-- Start --

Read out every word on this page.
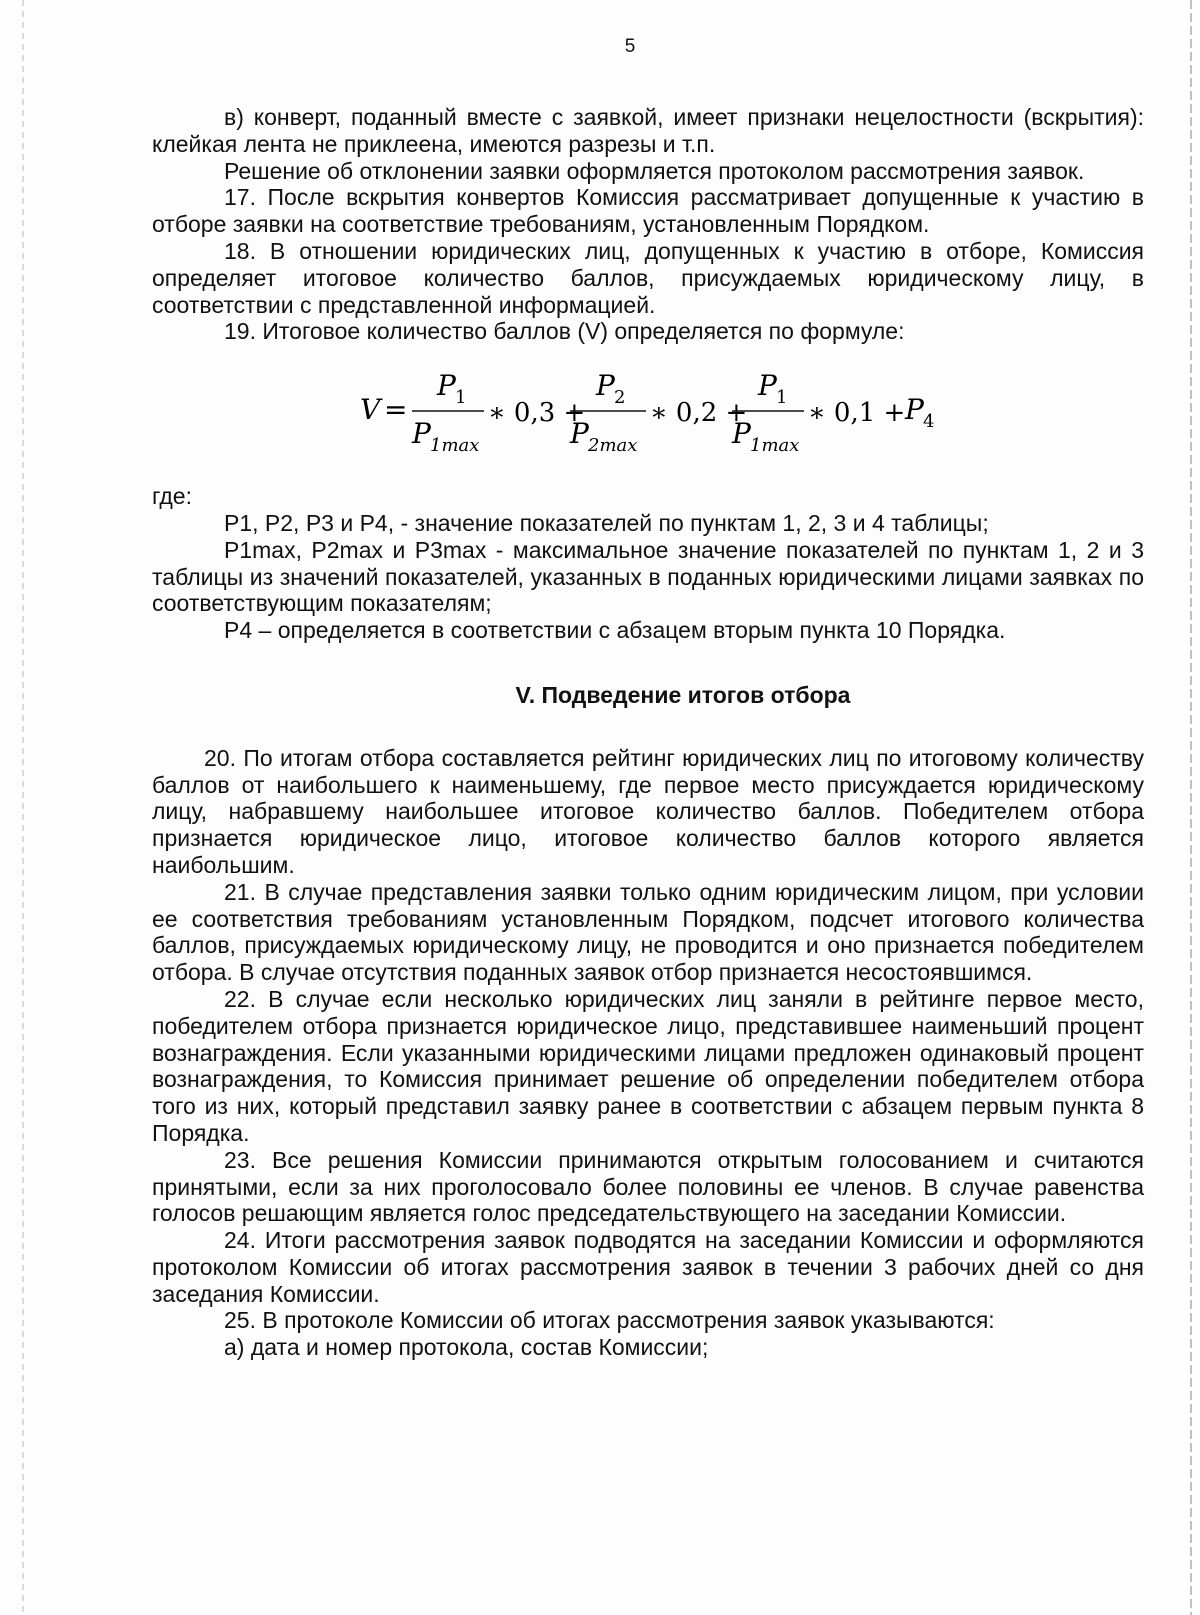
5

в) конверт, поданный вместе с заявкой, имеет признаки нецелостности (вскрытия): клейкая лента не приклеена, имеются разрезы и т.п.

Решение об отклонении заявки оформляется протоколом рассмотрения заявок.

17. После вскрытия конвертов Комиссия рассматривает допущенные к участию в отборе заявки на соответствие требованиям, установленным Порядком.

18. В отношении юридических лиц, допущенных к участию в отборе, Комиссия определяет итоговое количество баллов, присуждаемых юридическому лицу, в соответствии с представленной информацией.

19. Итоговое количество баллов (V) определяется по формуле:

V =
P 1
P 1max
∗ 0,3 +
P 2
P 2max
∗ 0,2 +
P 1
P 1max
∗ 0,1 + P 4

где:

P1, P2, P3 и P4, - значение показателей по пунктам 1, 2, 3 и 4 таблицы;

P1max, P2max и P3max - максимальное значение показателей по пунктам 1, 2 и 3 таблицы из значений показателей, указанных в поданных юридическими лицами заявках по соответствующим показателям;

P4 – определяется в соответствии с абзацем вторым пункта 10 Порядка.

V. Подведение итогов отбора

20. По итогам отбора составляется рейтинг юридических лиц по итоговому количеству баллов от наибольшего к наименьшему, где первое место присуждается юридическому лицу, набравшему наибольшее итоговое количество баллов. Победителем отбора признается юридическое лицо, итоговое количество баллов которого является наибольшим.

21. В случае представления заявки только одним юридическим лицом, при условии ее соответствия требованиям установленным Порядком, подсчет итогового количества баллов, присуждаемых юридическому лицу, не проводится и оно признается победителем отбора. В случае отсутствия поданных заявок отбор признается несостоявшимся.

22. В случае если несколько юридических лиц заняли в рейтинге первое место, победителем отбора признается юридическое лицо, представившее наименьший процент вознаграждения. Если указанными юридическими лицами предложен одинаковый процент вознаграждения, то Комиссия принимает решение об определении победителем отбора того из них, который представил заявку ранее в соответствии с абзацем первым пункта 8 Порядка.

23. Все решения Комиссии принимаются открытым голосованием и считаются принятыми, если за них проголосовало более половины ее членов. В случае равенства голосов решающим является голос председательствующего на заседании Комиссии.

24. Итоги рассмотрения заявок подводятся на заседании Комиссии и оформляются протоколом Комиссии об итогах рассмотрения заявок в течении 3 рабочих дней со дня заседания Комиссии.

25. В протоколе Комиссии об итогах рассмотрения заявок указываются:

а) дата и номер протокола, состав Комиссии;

-- End --

# Problem to solve
Copy down every line of the material above that includes the string "итогах".

# Full solution
24. Итоги рассмотрения заявок подводятся на заседании Комиссии и оформляются протоколом Комиссии об итогах рассмотрения заявок в течении 3 рабочих дней со дня заседания Комиссии.
25. В протоколе Комиссии об итогах рассмотрения заявок указываются:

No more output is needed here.